Collected data entries
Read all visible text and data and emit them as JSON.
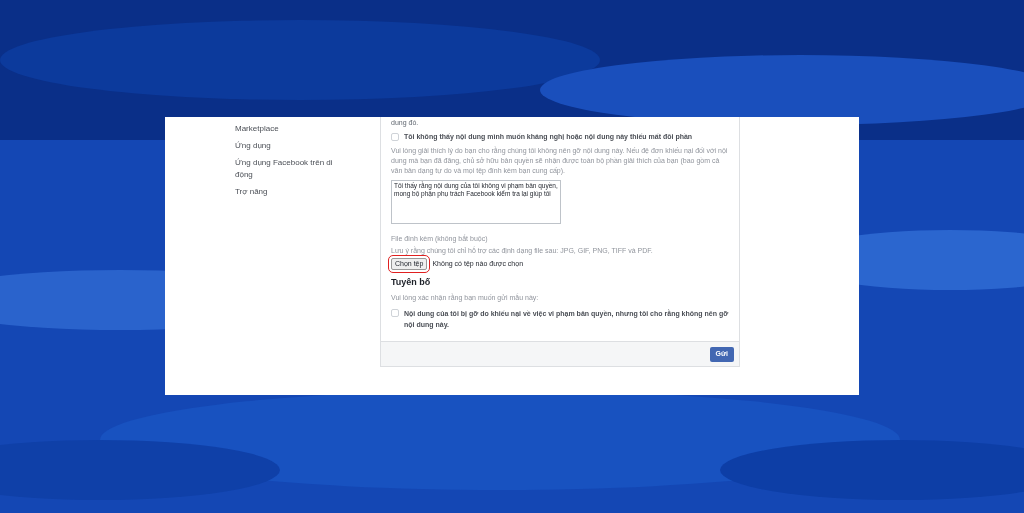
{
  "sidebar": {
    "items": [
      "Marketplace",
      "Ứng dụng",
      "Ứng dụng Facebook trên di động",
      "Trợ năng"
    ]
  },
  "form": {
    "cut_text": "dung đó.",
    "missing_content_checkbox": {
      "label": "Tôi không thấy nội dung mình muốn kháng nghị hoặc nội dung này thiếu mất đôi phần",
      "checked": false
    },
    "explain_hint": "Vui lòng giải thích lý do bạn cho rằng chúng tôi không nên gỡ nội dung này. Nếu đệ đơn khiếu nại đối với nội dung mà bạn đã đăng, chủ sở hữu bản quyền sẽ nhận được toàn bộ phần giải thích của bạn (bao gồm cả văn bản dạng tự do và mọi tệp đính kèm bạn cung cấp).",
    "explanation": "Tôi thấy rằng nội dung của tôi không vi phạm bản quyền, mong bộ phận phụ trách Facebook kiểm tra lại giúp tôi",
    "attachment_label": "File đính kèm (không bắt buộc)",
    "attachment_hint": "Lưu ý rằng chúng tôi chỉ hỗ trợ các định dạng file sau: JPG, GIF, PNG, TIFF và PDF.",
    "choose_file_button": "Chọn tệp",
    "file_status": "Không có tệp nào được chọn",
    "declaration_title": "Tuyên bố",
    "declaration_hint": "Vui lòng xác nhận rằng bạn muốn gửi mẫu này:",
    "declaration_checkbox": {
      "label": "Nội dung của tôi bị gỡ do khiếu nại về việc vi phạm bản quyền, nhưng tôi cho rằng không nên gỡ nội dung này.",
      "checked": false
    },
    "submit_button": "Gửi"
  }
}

---

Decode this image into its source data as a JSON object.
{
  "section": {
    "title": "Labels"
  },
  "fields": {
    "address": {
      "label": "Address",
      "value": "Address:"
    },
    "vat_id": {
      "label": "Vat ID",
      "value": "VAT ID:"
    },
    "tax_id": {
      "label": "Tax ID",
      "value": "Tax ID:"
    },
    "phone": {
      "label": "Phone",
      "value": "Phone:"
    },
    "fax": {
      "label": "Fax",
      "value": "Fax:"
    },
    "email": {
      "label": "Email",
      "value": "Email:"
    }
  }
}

• **PROMPT**: For the records above, state how many lines include the string "dụng", giving the number and nothing else.

• **RESPONSE FOR THIS EXERCISE**: 2